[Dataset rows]
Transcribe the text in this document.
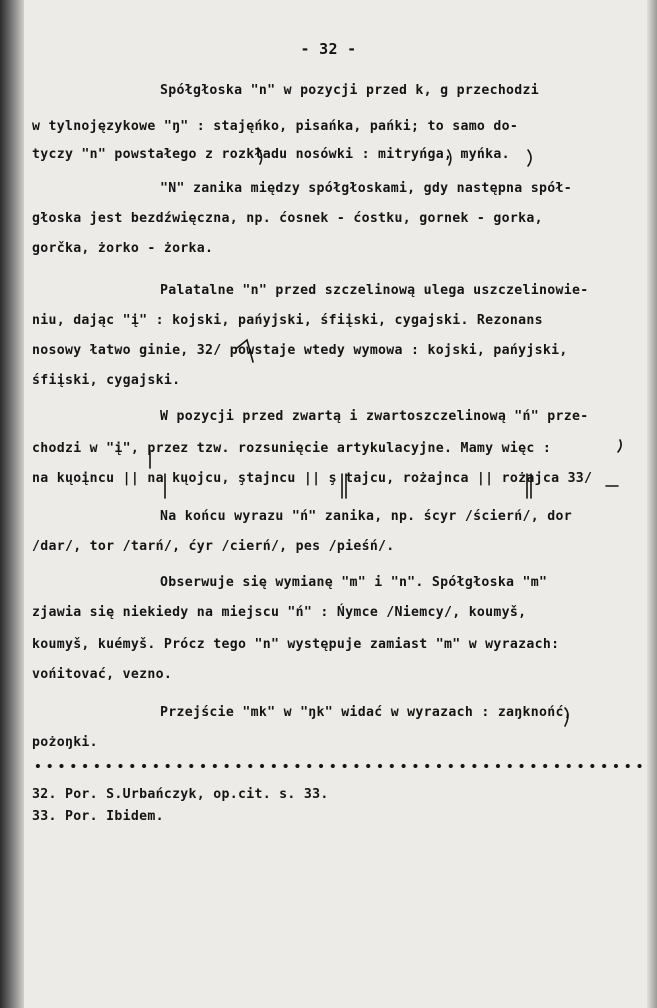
- 32 -
Spółgłoska "n" w pozycji przed k, g przechodzi
w tylnojęzykowe "ŋ" : stajęńko, pisańka, pańki; to samo do-
tyczy "n" powstałego z rozkładu nosówki : mitryńga, myńka.
"N" zanika między spółgłoskami, gdy następna spół-
głoska jest bezdźwięczna, np. ćosnek - ćostku, gornek - gorka,
gorčka, żorko - żorka.
Palatalne "n" przed szczelinową ulega uszczelinowie-
niu, dając "į" : kojski, pańyjski, śfiįski, cygajski. Rezonans
nosowy łatwo ginie, 32/ powstaje wtedy wymowa : kojski, pańyjski,
śfiįski, cygajski.
W pozycji przed zwartą i zwartoszczelinową "ń" prze-
chodzi w "į", przez tzw. rozsunięcie artykulacyjne. Mamy więc :
na kųoįncu || na kųojcu, ştajncu || ş tajcu, rożajnca || rożajca 33/
Na końcu wyrazu "ń" zanika, np. ścyr /ścierń/, dor
/dar/, tor /tarń/, ćyr /cierń/, pes /pieśń/.
Obserwuje się wymianę "m" i "n". Spółgłoska "m"
zjawia się niekiedy na miejscu "ń" : Ńymce /Niemcy/, koumyš,
koumyš, kuémyš. Prócz tego "n" występuje zamiast "m" w wyrazach:
vońitovać, vezno.
Przejście "mk" w "ŋk" widać w wyrazach : zaŋknońć,
pożoŋki.
32. Por. S.Urbańczyk, op.cit. s. 33.
33. Por. Ibidem.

STATED EXERCISE:
Say how many lines in the records contain the string "śfiįski", and say nothing else.

WRITTEN SOLUTION:
2